* [THE PROBLEM] All lines below must be repeated exactly, with the pictures omitted.

* [INFORMATION GIVEN]
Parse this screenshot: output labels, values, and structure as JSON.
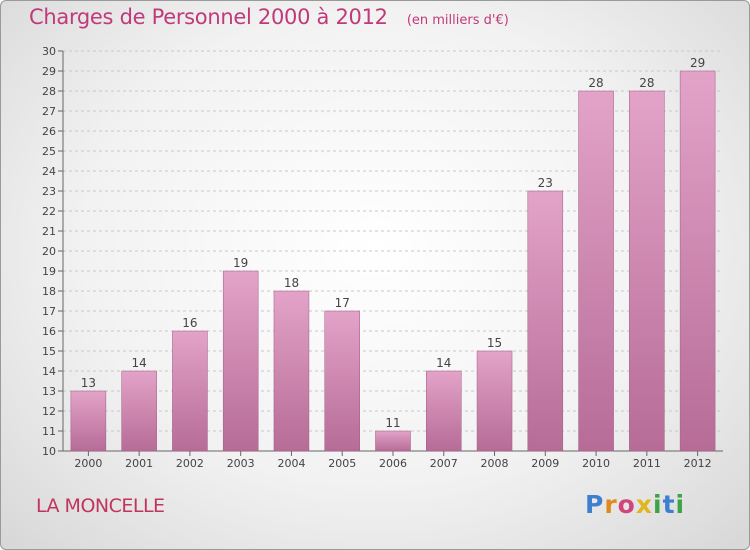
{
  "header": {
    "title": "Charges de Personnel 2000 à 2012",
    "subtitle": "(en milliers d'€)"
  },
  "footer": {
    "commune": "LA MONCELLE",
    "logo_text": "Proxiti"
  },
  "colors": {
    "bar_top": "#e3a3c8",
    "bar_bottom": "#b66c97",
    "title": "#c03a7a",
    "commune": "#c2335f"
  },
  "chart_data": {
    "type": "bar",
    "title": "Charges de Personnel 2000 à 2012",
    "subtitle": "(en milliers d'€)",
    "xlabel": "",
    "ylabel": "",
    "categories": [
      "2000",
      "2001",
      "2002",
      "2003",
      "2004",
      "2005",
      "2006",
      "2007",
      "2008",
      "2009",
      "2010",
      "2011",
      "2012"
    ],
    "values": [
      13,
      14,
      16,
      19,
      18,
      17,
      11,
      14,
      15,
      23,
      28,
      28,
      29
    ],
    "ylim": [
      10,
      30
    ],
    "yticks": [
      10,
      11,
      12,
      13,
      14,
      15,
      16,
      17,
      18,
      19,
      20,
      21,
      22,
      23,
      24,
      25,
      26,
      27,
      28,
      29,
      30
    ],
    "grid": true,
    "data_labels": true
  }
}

* [IN RESPONSE]
Parse this screenshot: output labels, values, and structure as JSON.
{
  "header": {
    "title": "Charges de Personnel 2000 à 2012",
    "subtitle": "(en milliers d'€)"
  },
  "footer": {
    "commune": "LA MONCELLE",
    "logo_text": "Proxiti"
  },
  "colors": {
    "bar_top": "#e3a3c8",
    "bar_bottom": "#b66c97",
    "title": "#c03a7a",
    "commune": "#c2335f"
  },
  "chart_data": {
    "type": "bar",
    "title": "Charges de Personnel 2000 à 2012",
    "subtitle": "(en milliers d'€)",
    "xlabel": "",
    "ylabel": "",
    "categories": [
      "2000",
      "2001",
      "2002",
      "2003",
      "2004",
      "2005",
      "2006",
      "2007",
      "2008",
      "2009",
      "2010",
      "2011",
      "2012"
    ],
    "values": [
      13,
      14,
      16,
      19,
      18,
      17,
      11,
      14,
      15,
      23,
      28,
      28,
      29
    ],
    "ylim": [
      10,
      30
    ],
    "yticks": [
      10,
      11,
      12,
      13,
      14,
      15,
      16,
      17,
      18,
      19,
      20,
      21,
      22,
      23,
      24,
      25,
      26,
      27,
      28,
      29,
      30
    ],
    "grid": true,
    "data_labels": true
  }
}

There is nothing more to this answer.